Goal
Pull out every line below that contains the word "本标准与".
--- Exercise data ---
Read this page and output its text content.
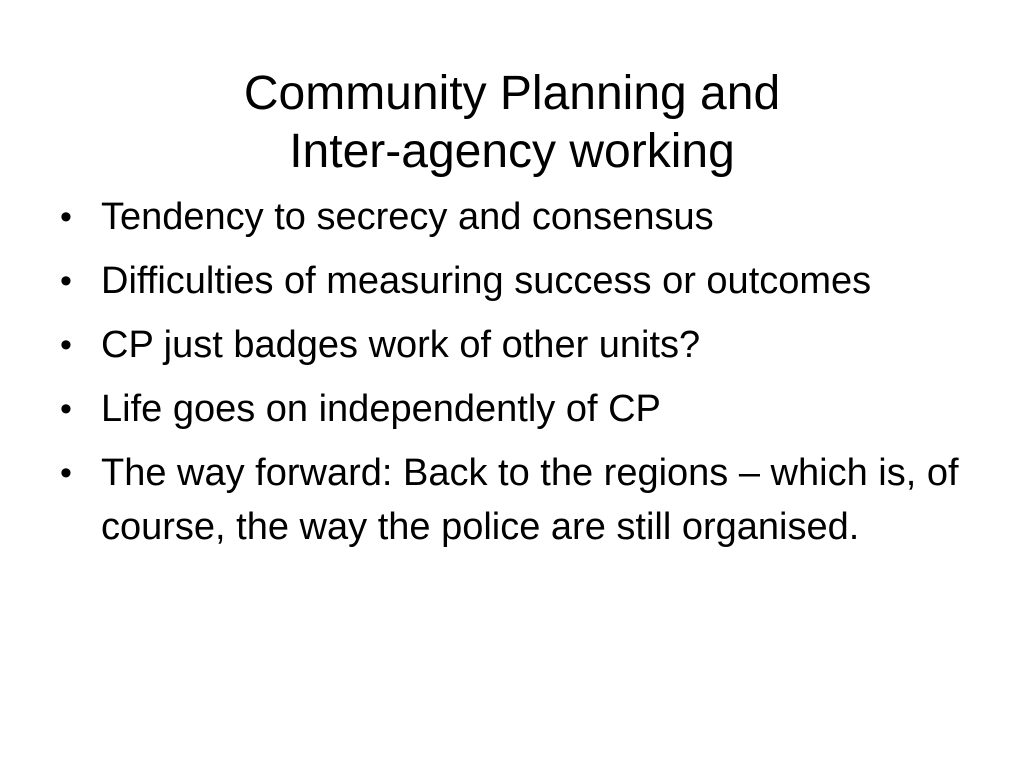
Community Planning and
Inter-agency working
• Tendency to secrecy and consensus
• Difficulties of measuring success or outcomes
• CP just badges work of other units?
• Life goes on independently of CP
• The way forward: Back to the regions – which is, of course, the way the police are still organised.
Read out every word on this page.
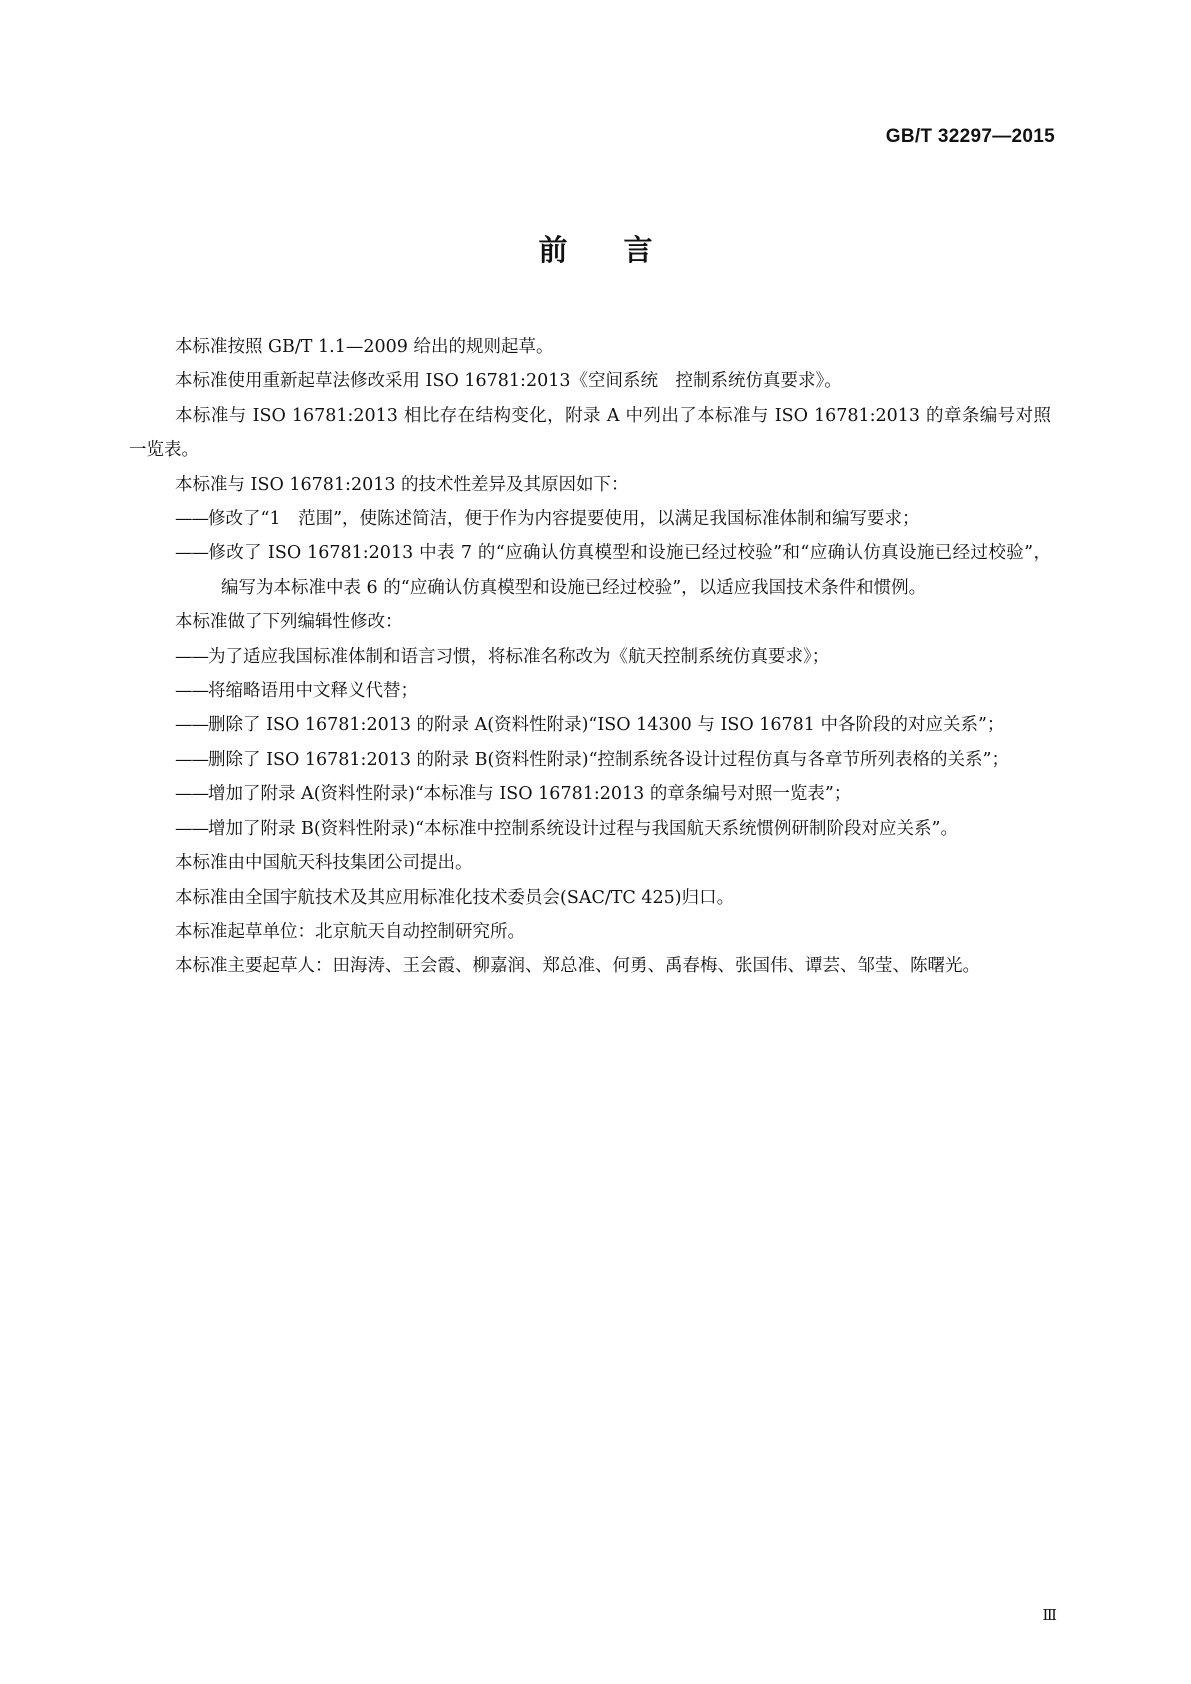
GB/T 32297—2015
前言

本标准按照 GB/T 1.1—2009 给出的规则起草。

本标准使用重新起草法修改采用 ISO 16781:2013《空间系统　控制系统仿真要求》。

本标准与 ISO 16781:2013 相比存在结构变化，附录 A 中列出了本标准与 ISO 16781:2013 的章条编号对照一览表。

本标准与 ISO 16781:2013 的技术性差异及其原因如下：

——修改了“1　范围”，使陈述简洁，便于作为内容提要使用，以满足我国标准体制和编写要求；

——修改了 ISO 16781:2013 中表 7 的“应确认仿真模型和设施已经过校验”和“应确认仿真设施已经过校验”，编写为本标准中表 6 的“应确认仿真模型和设施已经过校验”，以适应我国技术条件和惯例。

本标准做了下列编辑性修改：

——为了适应我国标准体制和语言习惯，将标准名称改为《航天控制系统仿真要求》；

——将缩略语用中文释义代替；

——删除了 ISO 16781:2013 的附录 A(资料性附录)“ISO 14300 与 ISO 16781 中各阶段的对应关系”；

——删除了 ISO 16781:2013 的附录 B(资料性附录)“控制系统各设计过程仿真与各章节所列表格的关系”；

——增加了附录 A(资料性附录)“本标准与 ISO 16781:2013 的章条编号对照一览表”；

——增加了附录 B(资料性附录)“本标准中控制系统设计过程与我国航天系统惯例研制阶段对应关系”。

本标准由中国航天科技集团公司提出。

本标准由全国宇航技术及其应用标准化技术委员会(SAC/TC 425)归口。

本标准起草单位：北京航天自动控制研究所。

本标准主要起草人：田海涛、王会霞、柳嘉润、郑总准、何勇、禹春梅、张国伟、谭芸、邹莹、陈曙光。

Ⅲ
---
The reply
本标准与 ISO 16781:2013 相比存在结构变化，附录 A 中列出了本标准与 ISO 16781:2013 的章条编号对照一览表。
本标准与 ISO 16781:2013 的技术性差异及其原因如下：
——增加了附录 A(资料性附录)“本标准与 ISO 16781:2013 的章条编号对照一览表”；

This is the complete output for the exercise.